* WORK TASK 1 *
Answer these questions from the sulfur dioxide paper header:
(a) Which institute at the Karlsruhe Institute of Technology is listed?
(b) Who is named as the corresponding author?
(c) In what location is the NASA Ames Research Center given?
* WORK TASK 2 *
Render the title of the sulfur dioxide paper header in Spanish: "The Role of Sulfur Dioxide in Stratospheric Aerosol Formation Evaluated Using In-Situ Measurements in the Tropical Lower Stratosphere."
* WORK TASK 3 *
Continue the sulfur dioxide paper header from its last line onward.

The Role of Sulfur Dioxide in Stratospheric Aerosol Formation Evaluated Using In-Situ Measurements in the Tropical Lower Stratosphere.

Author information

1
Cooperative Institute for Research in Environmental Sciences, Boulder, CO, USA.
2
NOAA Earth System Research Laboratory, Chemical Sciences Division, Boulder, CO, USA.
3
National Center for Atmospheric Research, Boulder, CO, USA.
4
National Institute of Standards and Technology, Boulder, CO, USA.
5
NASA Ames Research Center, Moffett Field, CA, USA.
6
Institute of Meteorology and Climate Research, Karlsruhe Institute of Technology, Karlsruhe, Germany.
7
Department of Physics, University of Toronto, Toronto, ON, Canada.
8
Department of Chemistry, University of Waterloo, Waterloo, ON, Canada.
9
Department of Chemistry and Biochemistry, Old Dominion University, Norfolk, VA, USA.
10
NASA Goddard Space Flight Center, Greenbelt, MD, USA Corresponding author: Andrew Rollins.

* DATA FOR ANALYSIS *

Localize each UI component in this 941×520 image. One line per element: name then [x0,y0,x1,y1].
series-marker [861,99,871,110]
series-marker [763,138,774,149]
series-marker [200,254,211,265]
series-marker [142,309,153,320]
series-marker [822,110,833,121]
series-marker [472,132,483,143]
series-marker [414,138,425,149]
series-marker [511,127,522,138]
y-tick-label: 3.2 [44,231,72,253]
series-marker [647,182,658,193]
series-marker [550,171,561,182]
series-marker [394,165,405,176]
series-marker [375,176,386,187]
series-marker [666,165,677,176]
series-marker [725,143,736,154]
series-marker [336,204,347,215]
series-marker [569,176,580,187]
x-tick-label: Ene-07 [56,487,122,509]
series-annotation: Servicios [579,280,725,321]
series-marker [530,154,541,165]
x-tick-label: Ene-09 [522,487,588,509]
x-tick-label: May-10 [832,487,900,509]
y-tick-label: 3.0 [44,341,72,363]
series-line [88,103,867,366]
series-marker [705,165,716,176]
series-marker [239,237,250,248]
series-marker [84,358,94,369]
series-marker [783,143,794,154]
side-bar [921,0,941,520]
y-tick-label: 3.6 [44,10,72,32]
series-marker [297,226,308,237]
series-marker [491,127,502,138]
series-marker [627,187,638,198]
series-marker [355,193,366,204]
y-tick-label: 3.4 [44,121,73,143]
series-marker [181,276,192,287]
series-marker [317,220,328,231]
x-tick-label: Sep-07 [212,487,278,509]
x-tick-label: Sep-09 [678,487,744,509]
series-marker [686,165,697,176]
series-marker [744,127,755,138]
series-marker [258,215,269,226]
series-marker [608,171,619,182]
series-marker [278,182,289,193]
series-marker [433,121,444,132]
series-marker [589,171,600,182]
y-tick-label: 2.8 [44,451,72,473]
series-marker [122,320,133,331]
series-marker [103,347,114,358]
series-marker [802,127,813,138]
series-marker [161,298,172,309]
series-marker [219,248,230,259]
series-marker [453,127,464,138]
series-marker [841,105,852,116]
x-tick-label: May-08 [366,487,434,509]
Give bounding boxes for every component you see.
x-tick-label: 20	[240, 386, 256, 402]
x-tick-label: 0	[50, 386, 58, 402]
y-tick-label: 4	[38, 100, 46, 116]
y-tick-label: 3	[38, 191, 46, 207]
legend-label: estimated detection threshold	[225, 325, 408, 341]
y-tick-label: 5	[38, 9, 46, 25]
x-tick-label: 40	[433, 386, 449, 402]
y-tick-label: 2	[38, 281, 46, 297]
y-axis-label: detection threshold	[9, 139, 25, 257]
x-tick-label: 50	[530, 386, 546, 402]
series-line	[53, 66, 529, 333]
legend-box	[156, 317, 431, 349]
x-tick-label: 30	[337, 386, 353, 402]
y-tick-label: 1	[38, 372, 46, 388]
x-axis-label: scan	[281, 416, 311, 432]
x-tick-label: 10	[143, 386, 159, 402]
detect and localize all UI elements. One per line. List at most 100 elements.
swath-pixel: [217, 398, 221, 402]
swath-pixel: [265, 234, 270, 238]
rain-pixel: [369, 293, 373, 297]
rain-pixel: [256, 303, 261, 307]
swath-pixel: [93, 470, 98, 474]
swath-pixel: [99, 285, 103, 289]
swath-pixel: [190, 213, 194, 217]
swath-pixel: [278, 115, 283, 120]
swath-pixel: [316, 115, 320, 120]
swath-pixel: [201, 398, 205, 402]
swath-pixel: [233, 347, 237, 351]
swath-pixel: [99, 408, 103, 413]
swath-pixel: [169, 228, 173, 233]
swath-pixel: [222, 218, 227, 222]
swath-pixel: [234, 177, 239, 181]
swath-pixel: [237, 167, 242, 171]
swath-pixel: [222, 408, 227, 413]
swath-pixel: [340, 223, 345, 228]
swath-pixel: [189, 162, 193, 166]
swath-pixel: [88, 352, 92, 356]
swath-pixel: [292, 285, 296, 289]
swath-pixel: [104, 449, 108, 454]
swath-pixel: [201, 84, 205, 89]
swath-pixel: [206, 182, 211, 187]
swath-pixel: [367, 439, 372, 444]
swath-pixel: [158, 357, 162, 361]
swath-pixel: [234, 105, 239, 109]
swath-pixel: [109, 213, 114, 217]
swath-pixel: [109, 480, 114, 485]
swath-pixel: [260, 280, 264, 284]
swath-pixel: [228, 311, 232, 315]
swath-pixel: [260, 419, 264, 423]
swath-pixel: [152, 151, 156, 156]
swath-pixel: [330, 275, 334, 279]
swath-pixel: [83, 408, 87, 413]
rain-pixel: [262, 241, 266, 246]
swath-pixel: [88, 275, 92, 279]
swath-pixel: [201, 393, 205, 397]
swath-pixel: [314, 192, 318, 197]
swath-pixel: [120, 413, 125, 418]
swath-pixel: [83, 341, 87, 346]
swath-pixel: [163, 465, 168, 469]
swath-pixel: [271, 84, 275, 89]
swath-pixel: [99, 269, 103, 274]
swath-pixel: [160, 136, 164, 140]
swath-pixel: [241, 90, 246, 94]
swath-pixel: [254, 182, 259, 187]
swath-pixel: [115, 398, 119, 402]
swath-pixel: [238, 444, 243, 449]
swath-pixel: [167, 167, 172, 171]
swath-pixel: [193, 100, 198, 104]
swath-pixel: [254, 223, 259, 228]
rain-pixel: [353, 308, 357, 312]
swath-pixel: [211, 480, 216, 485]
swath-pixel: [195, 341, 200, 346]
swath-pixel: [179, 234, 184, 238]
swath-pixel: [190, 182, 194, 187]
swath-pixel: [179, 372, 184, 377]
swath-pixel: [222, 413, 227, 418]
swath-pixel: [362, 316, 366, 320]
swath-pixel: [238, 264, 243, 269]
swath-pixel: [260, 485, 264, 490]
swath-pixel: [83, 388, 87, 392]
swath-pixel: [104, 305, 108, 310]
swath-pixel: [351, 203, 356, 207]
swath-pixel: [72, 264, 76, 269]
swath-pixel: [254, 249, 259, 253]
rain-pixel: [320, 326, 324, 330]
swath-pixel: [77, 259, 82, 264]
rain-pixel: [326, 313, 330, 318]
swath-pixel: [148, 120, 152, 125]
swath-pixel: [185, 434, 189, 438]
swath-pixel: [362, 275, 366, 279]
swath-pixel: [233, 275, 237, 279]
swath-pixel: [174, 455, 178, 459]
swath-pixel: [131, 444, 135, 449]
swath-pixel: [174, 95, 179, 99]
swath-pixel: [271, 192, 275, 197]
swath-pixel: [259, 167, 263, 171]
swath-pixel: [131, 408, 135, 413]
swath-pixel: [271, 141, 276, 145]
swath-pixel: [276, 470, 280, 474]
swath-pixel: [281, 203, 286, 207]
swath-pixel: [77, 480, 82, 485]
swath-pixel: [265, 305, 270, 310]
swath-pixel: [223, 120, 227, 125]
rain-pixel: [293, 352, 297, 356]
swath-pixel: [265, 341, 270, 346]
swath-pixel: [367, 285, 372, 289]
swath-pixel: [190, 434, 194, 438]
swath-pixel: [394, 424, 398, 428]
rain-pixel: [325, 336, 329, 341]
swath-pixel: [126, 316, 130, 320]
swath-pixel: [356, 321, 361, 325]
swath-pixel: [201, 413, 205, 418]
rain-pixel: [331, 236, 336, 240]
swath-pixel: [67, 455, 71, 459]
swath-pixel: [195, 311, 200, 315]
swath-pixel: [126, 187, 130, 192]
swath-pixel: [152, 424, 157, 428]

* TASK RESULT 1 *
(a) The Institute of Meteorology and Climate Research.
(b) Andrew Rollins.
(c) Moffett Field, CA, USA.

* TASK RESULT 2 *
El papel del dióxido de azufre en la formación de aerosoles estratosféricos evaluado mediante mediciones in situ en la baja estratosfera tropical.

* TASK RESULT 3 *
Abstract

Stratospheric aerosols (SAs) are a variable component of the Earth's albedo that may be intentionally enhanced in the future to offset greenhouse gases (geoengineering). The role of tropospheric-sourced sulfur dioxide (SO2) in maintaining background SAs has been debated for decades without in-situ measurements of SO2 at the tropical tropopause to inform this issue. Here we clarify the role of SO2 in maintaining SAs by using new in-situ SO2 measurements to evaluate climate models and satellite retrievals. We then use the observed tropical tropopause SO2 mixing ratios to estimate the global flux of SO2 across the tropical tropopause. These analyses show that the tropopause background SO2 is about 5 times smaller than reported by the average satellite observations that have been used recently to test atmospheric models. This shifts the view of SO2 as a dominant source of SAs to a near-negligible one, possibly revealing a significant gap in the SA budget.